▶ Task to complete
Copy every line of the records below that holds the word "autism".
[begin Dataset records]
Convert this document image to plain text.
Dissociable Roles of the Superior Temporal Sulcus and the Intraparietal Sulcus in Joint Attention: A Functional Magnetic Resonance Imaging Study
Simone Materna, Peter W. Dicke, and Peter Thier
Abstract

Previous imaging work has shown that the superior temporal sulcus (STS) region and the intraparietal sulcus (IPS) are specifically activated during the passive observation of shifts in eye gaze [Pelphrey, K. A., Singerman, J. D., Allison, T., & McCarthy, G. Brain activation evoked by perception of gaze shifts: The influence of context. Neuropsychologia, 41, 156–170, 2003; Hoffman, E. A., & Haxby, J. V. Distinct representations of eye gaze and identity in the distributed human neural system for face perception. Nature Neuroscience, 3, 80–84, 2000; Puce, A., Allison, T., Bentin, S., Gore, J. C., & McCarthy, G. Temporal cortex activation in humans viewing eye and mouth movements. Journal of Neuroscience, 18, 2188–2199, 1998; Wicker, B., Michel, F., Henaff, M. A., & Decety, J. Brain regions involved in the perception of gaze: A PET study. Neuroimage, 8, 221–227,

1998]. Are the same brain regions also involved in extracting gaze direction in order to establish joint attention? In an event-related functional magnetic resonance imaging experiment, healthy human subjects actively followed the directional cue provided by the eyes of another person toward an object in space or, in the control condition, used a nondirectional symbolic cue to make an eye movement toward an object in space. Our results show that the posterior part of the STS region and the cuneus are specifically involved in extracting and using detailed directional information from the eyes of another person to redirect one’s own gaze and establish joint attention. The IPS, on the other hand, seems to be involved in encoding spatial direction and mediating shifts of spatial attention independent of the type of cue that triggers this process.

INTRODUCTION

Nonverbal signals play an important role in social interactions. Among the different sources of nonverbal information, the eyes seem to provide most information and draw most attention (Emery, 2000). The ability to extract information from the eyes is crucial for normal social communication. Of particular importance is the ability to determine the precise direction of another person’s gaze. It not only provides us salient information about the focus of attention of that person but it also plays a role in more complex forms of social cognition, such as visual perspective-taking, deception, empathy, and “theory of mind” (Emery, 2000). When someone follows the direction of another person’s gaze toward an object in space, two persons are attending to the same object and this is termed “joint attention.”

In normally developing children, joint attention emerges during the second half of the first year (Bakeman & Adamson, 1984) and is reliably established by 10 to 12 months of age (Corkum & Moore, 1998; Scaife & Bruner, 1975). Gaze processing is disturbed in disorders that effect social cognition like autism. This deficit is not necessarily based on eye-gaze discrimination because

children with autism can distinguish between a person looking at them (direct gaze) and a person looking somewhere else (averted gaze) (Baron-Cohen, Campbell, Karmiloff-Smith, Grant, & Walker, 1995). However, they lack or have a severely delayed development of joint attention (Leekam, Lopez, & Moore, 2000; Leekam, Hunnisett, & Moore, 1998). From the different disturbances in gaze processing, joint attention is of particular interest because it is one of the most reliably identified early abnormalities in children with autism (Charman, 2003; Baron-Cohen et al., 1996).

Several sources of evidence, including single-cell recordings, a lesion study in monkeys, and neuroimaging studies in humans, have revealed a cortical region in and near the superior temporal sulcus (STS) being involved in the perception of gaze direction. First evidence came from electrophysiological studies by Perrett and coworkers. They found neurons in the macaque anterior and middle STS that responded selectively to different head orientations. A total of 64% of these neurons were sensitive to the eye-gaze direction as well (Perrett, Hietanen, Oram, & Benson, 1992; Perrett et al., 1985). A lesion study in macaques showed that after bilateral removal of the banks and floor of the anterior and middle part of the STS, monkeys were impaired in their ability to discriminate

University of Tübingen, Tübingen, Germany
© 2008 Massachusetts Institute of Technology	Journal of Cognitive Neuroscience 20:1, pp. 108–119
[end Dataset records]
[begin Dataset records]
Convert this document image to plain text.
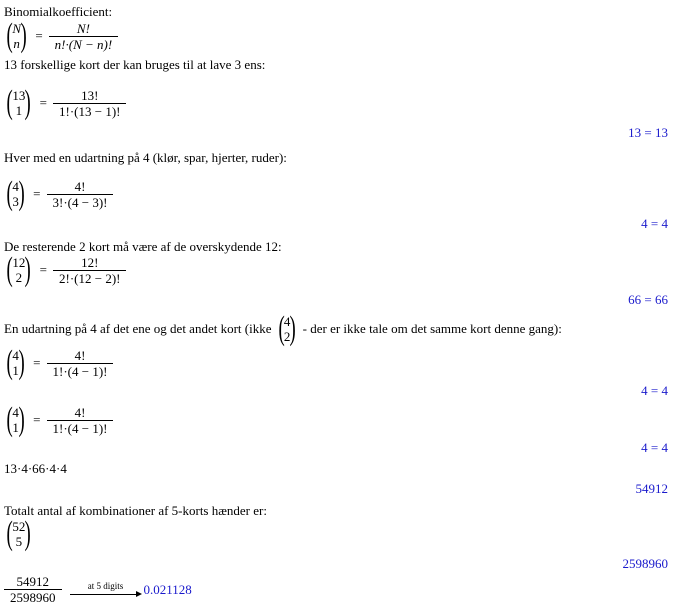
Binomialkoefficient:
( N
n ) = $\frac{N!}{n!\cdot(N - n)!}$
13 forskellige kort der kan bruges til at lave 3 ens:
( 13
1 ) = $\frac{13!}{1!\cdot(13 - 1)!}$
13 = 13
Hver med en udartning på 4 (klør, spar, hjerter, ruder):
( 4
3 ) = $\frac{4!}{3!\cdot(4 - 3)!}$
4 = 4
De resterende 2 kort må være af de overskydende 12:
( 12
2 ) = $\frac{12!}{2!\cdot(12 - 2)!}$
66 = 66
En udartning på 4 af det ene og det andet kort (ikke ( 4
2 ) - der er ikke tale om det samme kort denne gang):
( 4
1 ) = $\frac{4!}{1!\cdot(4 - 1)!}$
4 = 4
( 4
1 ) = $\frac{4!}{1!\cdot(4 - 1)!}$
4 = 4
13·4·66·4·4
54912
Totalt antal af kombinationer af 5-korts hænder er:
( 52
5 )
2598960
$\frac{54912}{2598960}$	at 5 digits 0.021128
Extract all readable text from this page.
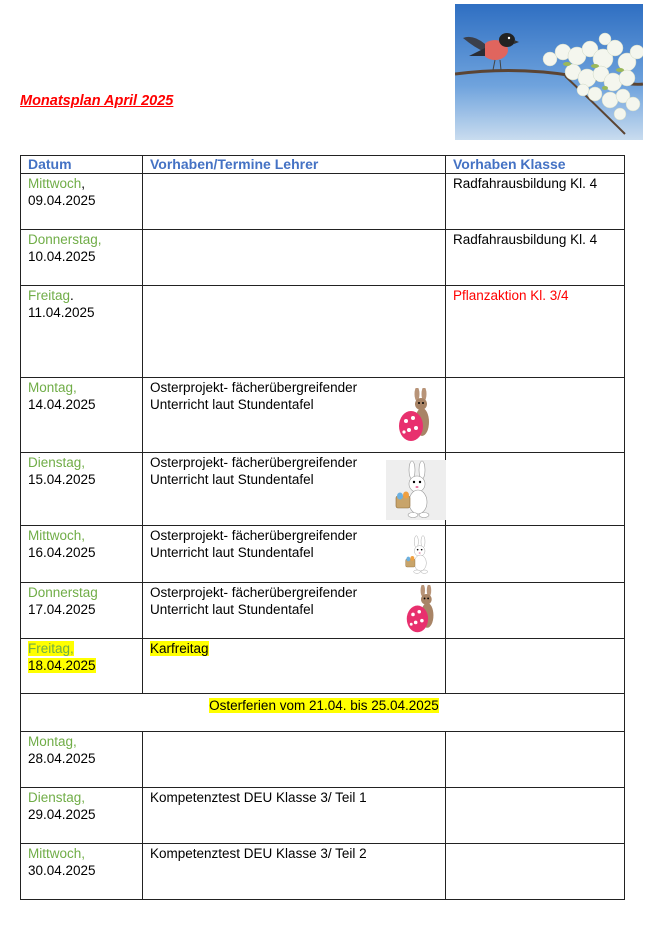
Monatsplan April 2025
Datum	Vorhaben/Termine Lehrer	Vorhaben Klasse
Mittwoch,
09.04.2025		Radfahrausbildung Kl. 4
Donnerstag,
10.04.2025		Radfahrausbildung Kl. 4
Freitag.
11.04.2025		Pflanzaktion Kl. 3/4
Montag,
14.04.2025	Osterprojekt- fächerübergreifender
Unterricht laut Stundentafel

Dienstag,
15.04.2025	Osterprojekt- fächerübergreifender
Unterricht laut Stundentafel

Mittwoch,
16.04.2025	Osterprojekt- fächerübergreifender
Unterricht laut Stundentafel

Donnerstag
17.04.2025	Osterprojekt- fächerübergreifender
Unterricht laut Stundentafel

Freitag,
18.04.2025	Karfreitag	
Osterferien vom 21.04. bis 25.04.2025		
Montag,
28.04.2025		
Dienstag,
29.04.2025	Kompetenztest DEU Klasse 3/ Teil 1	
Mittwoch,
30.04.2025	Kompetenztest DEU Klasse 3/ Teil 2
[end Dataset records]
▶ Task output
In normally developing children, joint attention emerges during the second half of the first year (Bakeman & Adamson, 1984) and is reliably established by 10 to 12 months of age (Corkum & Moore, 1998; Scaife & Bruner, 1975). Gaze processing is disturbed in disorders that effect social cognition like autism. This deficit is not necessarily based on eye-gaze discrimination because
children with autism can distinguish between a person looking at them (direct gaze) and a person looking somewhere else (averted gaze) (Baron-Cohen, Campbell, Karmiloff-Smith, Grant, & Walker, 1995). However, they lack or have a severely delayed development of joint attention (Leekam, Lopez, & Moore, 2000; Leekam, Hunnisett, & Moore, 1998). From the different disturbances in gaze processing, joint attention is of particular interest because it is one of the most reliably identified early abnormalities in children with autism (Charman, 2003; Baron-Cohen et al., 1996).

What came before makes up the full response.